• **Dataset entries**
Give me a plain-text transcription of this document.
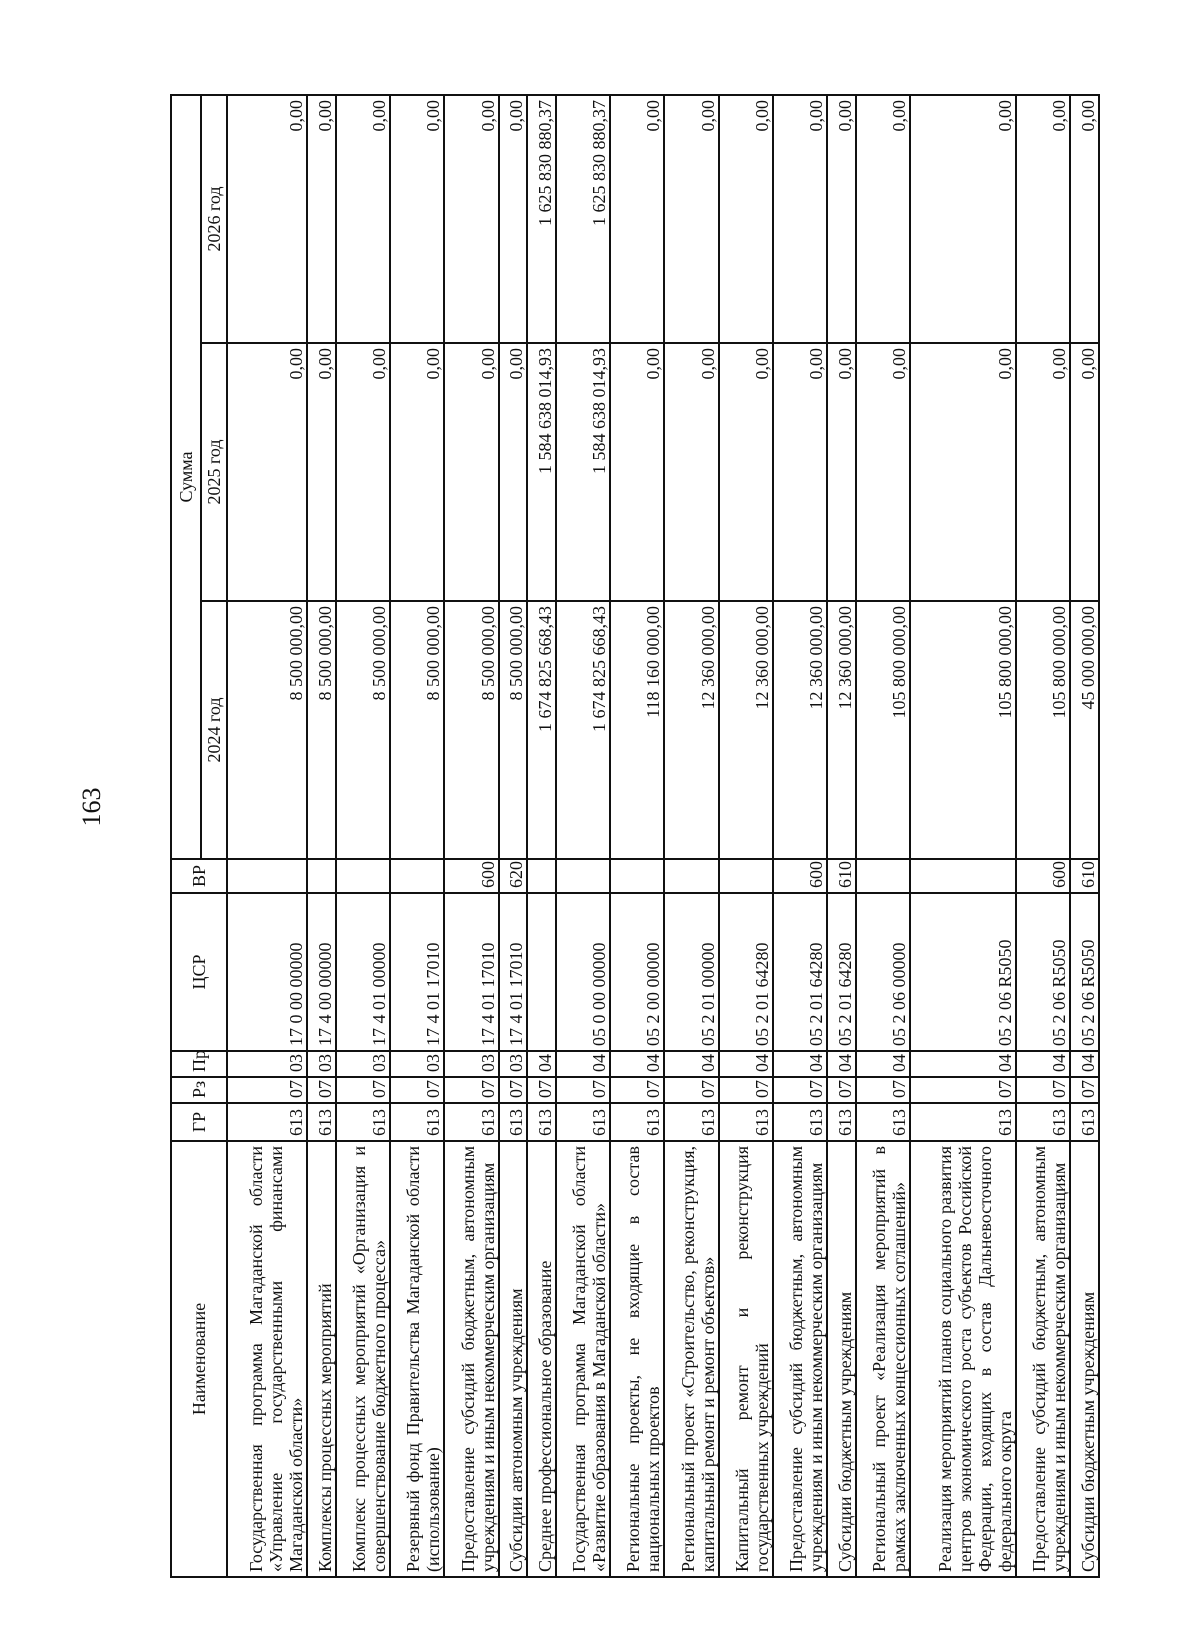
163
Наименование	ГР	Рз	Пр	ЦСР	ВР	Сумма		
						2024 год	2025 год	2026 год
Государственная программа Магаданской области «Управление государственными финансами Магаданской области»	613	07	03	17 0 00 00000		8 500 000,00	0,00	0,00
Комплексы процессных мероприятий	613	07	03	17 4 00 00000		8 500 000,00	0,00	0,00
Комплекс процессных мероприятий «Организация и совершенствование бюджетного процесса»	613	07	03	17 4 01 00000		8 500 000,00	0,00	0,00
Резервный фонд Правительства Магаданской области (использование)	613	07	03	17 4 01 17010		8 500 000,00	0,00	0,00
Предоставление субсидий бюджетным, автономным учреждениям и иным некоммерческим организациям	613	07	03	17 4 01 17010	600	8 500 000,00	0,00	0,00
Субсидии автономным учреждениям	613	07	03	17 4 01 17010	620	8 500 000,00	0,00	0,00
Среднее профессиональное образование	613	07	04			1 674 825 668,43	1 584 638 014,93	1 625 830 880,37
Государственная программа Магаданской области «Развитие образования в Магаданской области»	613	07	04	05 0 00 00000		1 674 825 668,43	1 584 638 014,93	1 625 830 880,37
Региональные проекты, не входящие в состав национальных проектов	613	07	04	05 2 00 00000		118 160 000,00	0,00	0,00
Региональный проект «Строительство, реконструкция, капитальный ремонт и ремонт объектов»	613	07	04	05 2 01 00000		12 360 000,00	0,00	0,00
Капитальный ремонт и реконструкция государственных учреждений	613	07	04	05 2 01 64280		12 360 000,00	0,00	0,00
Предоставление субсидий бюджетным, автономным учреждениям и иным некоммерческим организациям	613	07	04	05 2 01 64280	600	12 360 000,00	0,00	0,00
Субсидии бюджетным учреждениям	613	07	04	05 2 01 64280	610	12 360 000,00	0,00	0,00
Региональный проект «Реализация мероприятий в рамках заключенных концессионных соглашений»	613	07	04	05 2 06 00000		105 800 000,00	0,00	0,00
Реализация мероприятий планов социального развития центров экономического роста субъектов Российской Федерации, входящих в состав Дальневосточного федерального округа	613	07	04	05 2 06 R5050		105 800 000,00	0,00	0,00
Предоставление субсидий бюджетным, автономным учреждениям и иным некоммерческим организациям	613	07	04	05 2 06 R5050	600	105 800 000,00	0,00	0,00
Субсидии бюджетным учреждениям	613	07	04	05 2 06 R5050	610	45 000 000,00	0,00	0,00
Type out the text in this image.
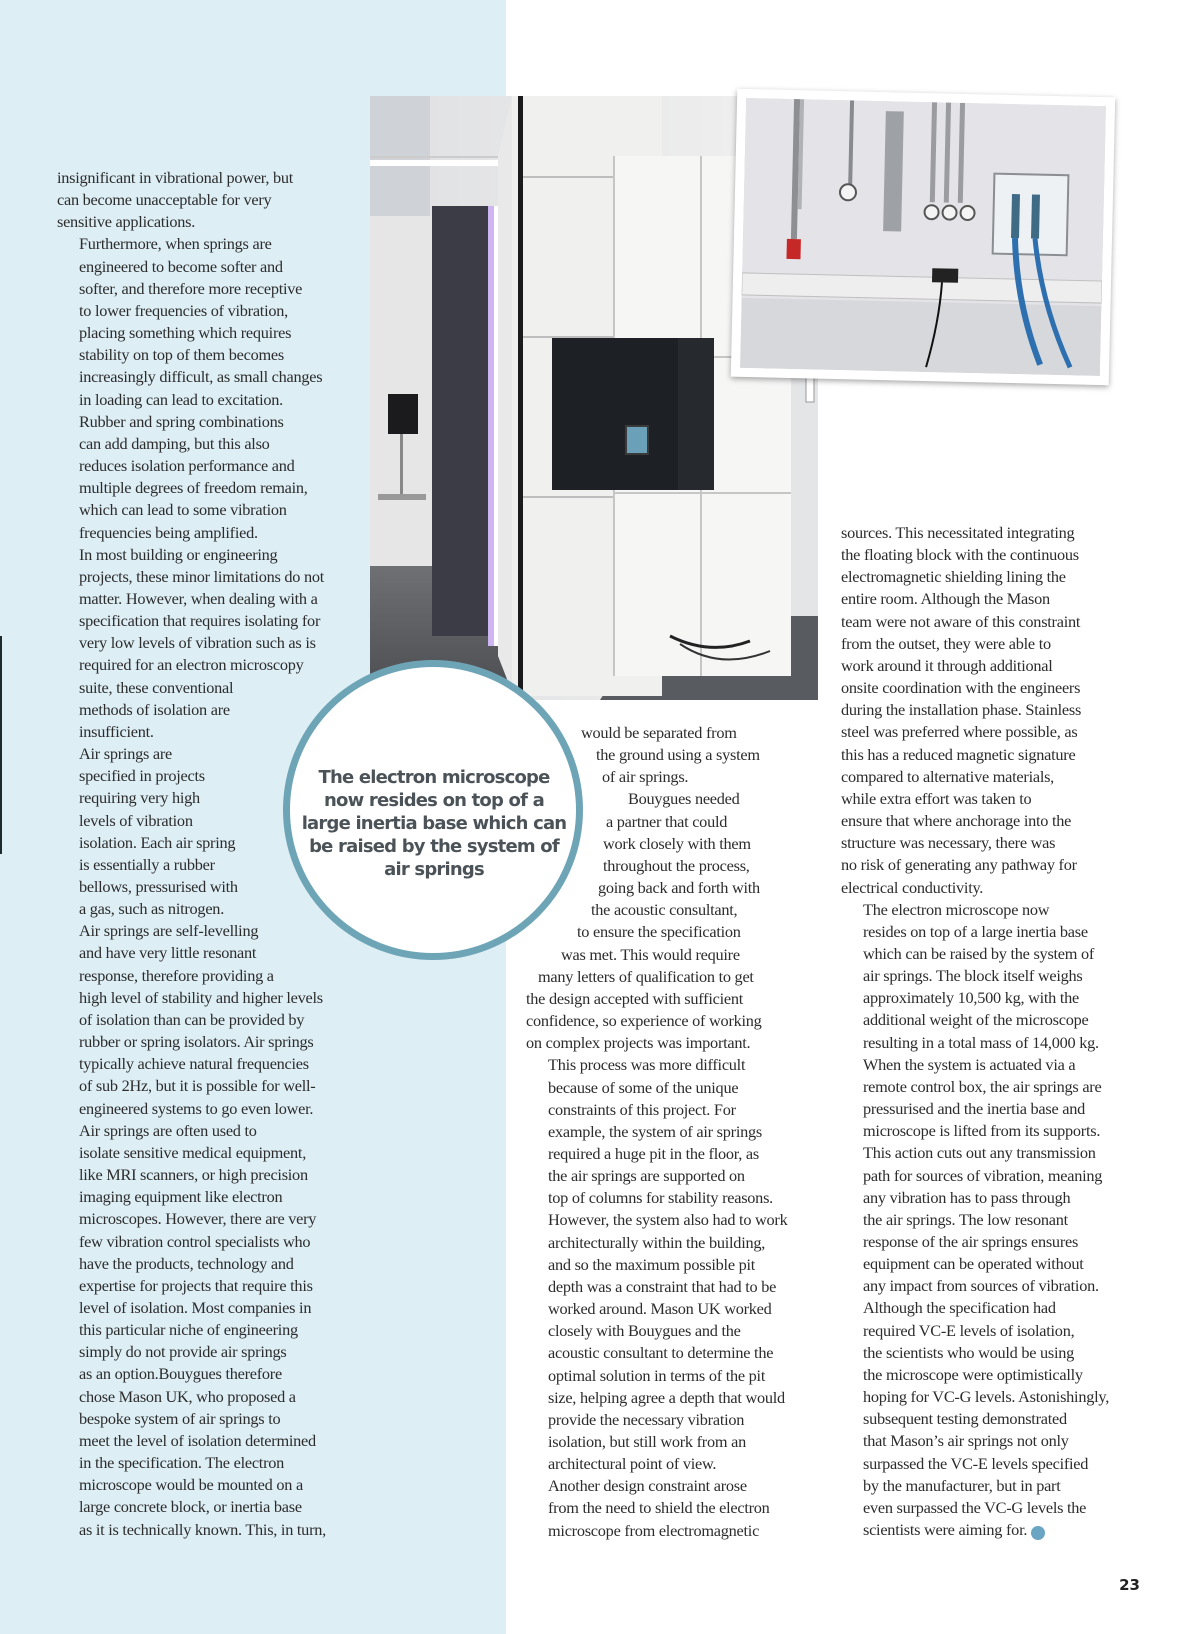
insignificant in vibrational power, but
can become unacceptable for very
sensitive applications.

Furthermore, when springs are
engineered to become softer and
softer, and therefore more receptive
to lower frequencies of vibration,
placing something which requires
stability on top of them becomes
increasingly difficult, as small changes
in loading can lead to excitation.
Rubber and spring combinations
can add damping, but this also
reduces isolation performance and
multiple degrees of freedom remain,
which can lead to some vibration
frequencies being amplified.

In most building or engineering
projects, these minor limitations do not
matter. However, when dealing with a
specification that requires isolating for
very low levels of vibration such as is
required for an electron microscopy
suite, these conventional
methods of isolation are
insufficient.

Air springs are
specified in projects
requiring very high
levels of vibration
isolation. Each air spring
is essentially a rubber
bellows, pressurised with
a gas, such as nitrogen.
Air springs are self-levelling
and have very little resonant
response, therefore providing a
high level of stability and higher levels
of isolation than can be provided by
rubber or spring isolators. Air springs
typically achieve natural frequencies
of sub 2Hz, but it is possible for well-
engineered systems to go even lower.

Air springs are often used to
isolate sensitive medical equipment,
like MRI scanners, or high precision
imaging equipment like electron
microscopes. However, there are very
few vibration control specialists who
have the products, technology and
expertise for projects that require this
level of isolation. Most companies in
this particular niche of engineering
simply do not provide air springs
as an option.Bouygues therefore
chose Mason UK, who proposed a
bespoke system of air springs to
meet the level of isolation determined
in the specification. The electron
microscope would be mounted on a
large concrete block, or inertia base
as it is technically known. This, in turn,

The electron microscope now resides on top of a large inertia base which can be raised by the system of air springs

would be separated from
the ground using a system
of air springs.

Bouygues needed
a partner that could
work closely with them
throughout the process,
going back and forth with
the acoustic consultant,
to ensure the specification
was met. This would require
many letters of qualification to get
the design accepted with sufficient
confidence, so experience of working
on complex projects was important.

This process was more difficult
because of some of the unique
constraints of this project. For
example, the system of air springs
required a huge pit in the floor, as
the air springs are supported on
top of columns for stability reasons.
However, the system also had to work
architecturally within the building,
and so the maximum possible pit
depth was a constraint that had to be
worked around. Mason UK worked
closely with Bouygues and the
acoustic consultant to determine the
optimal solution in terms of the pit
size, helping agree a depth that would
provide the necessary vibration
isolation, but still work from an
architectural point of view.

Another design constraint arose
from the need to shield the electron
microscope from electromagnetic

sources. This necessitated integrating
the floating block with the continuous
electromagnetic shielding lining the
entire room. Although the Mason
team were not aware of this constraint
from the outset, they were able to
work around it through additional
onsite coordination with the engineers
during the installation phase. Stainless
steel was preferred where possible, as
this has a reduced magnetic signature
compared to alternative materials,
while extra effort was taken to
ensure that where anchorage into the
structure was necessary, there was
no risk of generating any pathway for
electrical conductivity.

The electron microscope now
resides on top of a large inertia base
which can be raised by the system of
air springs. The block itself weighs
approximately 10,500 kg, with the
additional weight of the microscope
resulting in a total mass of 14,000 kg.

When the system is actuated via a
remote control box, the air springs are
pressurised and the inertia base and
microscope is lifted from its supports.
This action cuts out any transmission
path for sources of vibration, meaning
any vibration has to pass through
the air springs. The low resonant
response of the air springs ensures
equipment can be operated without
any impact from sources of vibration.

Although the specification had
required VC-E levels of isolation,
the scientists who would be using
the microscope were optimistically
hoping for VC-G levels. Astonishingly,
subsequent testing demonstrated
that Mason’s air springs not only
surpassed the VC-E levels specified
by the manufacturer, but in part
even surpassed the VC-G levels the
scientists were aiming for. !

23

• **TASK TO COMPLETE**
Set down all the data again exactly as above, pictures excluded.

• **RESULT FOR THIS TASK**
Give me a plain-text transcription of this document.
163
Наименование	ГР	Рз	Пр	ЦСР	ВР	Сумма		
						2024 год	2025 год	2026 год
Государственная программа Магаданской области «Управление государственными финансами Магаданской области»	613	07	03	17 0 00 00000		8 500 000,00	0,00	0,00
Комплексы процессных мероприятий	613	07	03	17 4 00 00000		8 500 000,00	0,00	0,00
Комплекс процессных мероприятий «Организация и совершенствование бюджетного процесса»	613	07	03	17 4 01 00000		8 500 000,00	0,00	0,00
Резервный фонд Правительства Магаданской области (использование)	613	07	03	17 4 01 17010		8 500 000,00	0,00	0,00
Предоставление субсидий бюджетным, автономным учреждениям и иным некоммерческим организациям	613	07	03	17 4 01 17010	600	8 500 000,00	0,00	0,00
Субсидии автономным учреждениям	613	07	03	17 4 01 17010	620	8 500 000,00	0,00	0,00
Среднее профессиональное образование	613	07	04			1 674 825 668,43	1 584 638 014,93	1 625 830 880,37
Государственная программа Магаданской области «Развитие образования в Магаданской области»	613	07	04	05 0 00 00000		1 674 825 668,43	1 584 638 014,93	1 625 830 880,37
Региональные проекты, не входящие в состав национальных проектов	613	07	04	05 2 00 00000		118 160 000,00	0,00	0,00
Региональный проект «Строительство, реконструкция, капитальный ремонт и ремонт объектов»	613	07	04	05 2 01 00000		12 360 000,00	0,00	0,00
Капитальный ремонт и реконструкция государственных учреждений	613	07	04	05 2 01 64280		12 360 000,00	0,00	0,00
Предоставление субсидий бюджетным, автономным учреждениям и иным некоммерческим организациям	613	07	04	05 2 01 64280	600	12 360 000,00	0,00	0,00
Субсидии бюджетным учреждениям	613	07	04	05 2 01 64280	610	12 360 000,00	0,00	0,00
Региональный проект «Реализация мероприятий в рамках заключенных концессионных соглашений»	613	07	04	05 2 06 00000		105 800 000,00	0,00	0,00
Реализация мероприятий планов социального развития центров экономического роста субъектов Российской Федерации, входящих в состав Дальневосточного федерального округа	613	07	04	05 2 06 R5050		105 800 000,00	0,00	0,00
Предоставление субсидий бюджетным, автономным учреждениям и иным некоммерческим организациям	613	07	04	05 2 06 R5050	600	105 800 000,00	0,00	0,00
Субсидии бюджетным учреждениям	613	07	04	05 2 06 R5050	610	45 000 000,00	0,00	0,00
Type out the text in this image.
insignificant in vibrational power, but
can become unacceptable for very
sensitive applications.

Furthermore, when springs are
engineered to become softer and
softer, and therefore more receptive
to lower frequencies of vibration,
placing something which requires
stability on top of them becomes
increasingly difficult, as small changes
in loading can lead to excitation.
Rubber and spring combinations
can add damping, but this also
reduces isolation performance and
multiple degrees of freedom remain,
which can lead to some vibration
frequencies being amplified.

In most building or engineering
projects, these minor limitations do not
matter. However, when dealing with a
specification that requires isolating for
very low levels of vibration such as is
required for an electron microscopy
suite, these conventional
methods of isolation are
insufficient.

Air springs are
specified in projects
requiring very high
levels of vibration
isolation. Each air spring
is essentially a rubber
bellows, pressurised with
a gas, such as nitrogen.
Air springs are self-levelling
and have very little resonant
response, therefore providing a
high level of stability and higher levels
of isolation than can be provided by
rubber or spring isolators. Air springs
typically achieve natural frequencies
of sub 2Hz, but it is possible for well-
engineered systems to go even lower.

Air springs are often used to
isolate sensitive medical equipment,
like MRI scanners, or high precision
imaging equipment like electron
microscopes. However, there are very
few vibration control specialists who
have the products, technology and
expertise for projects that require this
level of isolation. Most companies in
this particular niche of engineering
simply do not provide air springs
as an option.Bouygues therefore
chose Mason UK, who proposed a
bespoke system of air springs to
meet the level of isolation determined
in the specification. The electron
microscope would be mounted on a
large concrete block, or inertia base
as it is technically known. This, in turn,

The electron microscope now resides on top of a large inertia base which can be raised by the system of air springs

would be separated from
the ground using a system
of air springs.

Bouygues needed
a partner that could
work closely with them
throughout the process,
going back and forth with
the acoustic consultant,
to ensure the specification
was met. This would require
many letters of qualification to get
the design accepted with sufficient
confidence, so experience of working
on complex projects was important.

This process was more difficult
because of some of the unique
constraints of this project. For
example, the system of air springs
required a huge pit in the floor, as
the air springs are supported on
top of columns for stability reasons.
However, the system also had to work
architecturally within the building,
and so the maximum possible pit
depth was a constraint that had to be
worked around. Mason UK worked
closely with Bouygues and the
acoustic consultant to determine the
optimal solution in terms of the pit
size, helping agree a depth that would
provide the necessary vibration
isolation, but still work from an
architectural point of view.

Another design constraint arose
from the need to shield the electron
microscope from electromagnetic

sources. This necessitated integrating
the floating block with the continuous
electromagnetic shielding lining the
entire room. Although the Mason
team were not aware of this constraint
from the outset, they were able to
work around it through additional
onsite coordination with the engineers
during the installation phase. Stainless
steel was preferred where possible, as
this has a reduced magnetic signature
compared to alternative materials,
while extra effort was taken to
ensure that where anchorage into the
structure was necessary, there was
no risk of generating any pathway for
electrical conductivity.

The electron microscope now
resides on top of a large inertia base
which can be raised by the system of
air springs. The block itself weighs
approximately 10,500 kg, with the
additional weight of the microscope
resulting in a total mass of 14,000 kg.

When the system is actuated via a
remote control box, the air springs are
pressurised and the inertia base and
microscope is lifted from its supports.
This action cuts out any transmission
path for sources of vibration, meaning
any vibration has to pass through
the air springs. The low resonant
response of the air springs ensures
equipment can be operated without
any impact from sources of vibration.

Although the specification had
required VC-E levels of isolation,
the scientists who would be using
the microscope were optimistically
hoping for VC-G levels. Astonishingly,
subsequent testing demonstrated
that Mason’s air springs not only
surpassed the VC-E levels specified
by the manufacturer, but in part
even surpassed the VC-G levels the
scientists were aiming for. !

23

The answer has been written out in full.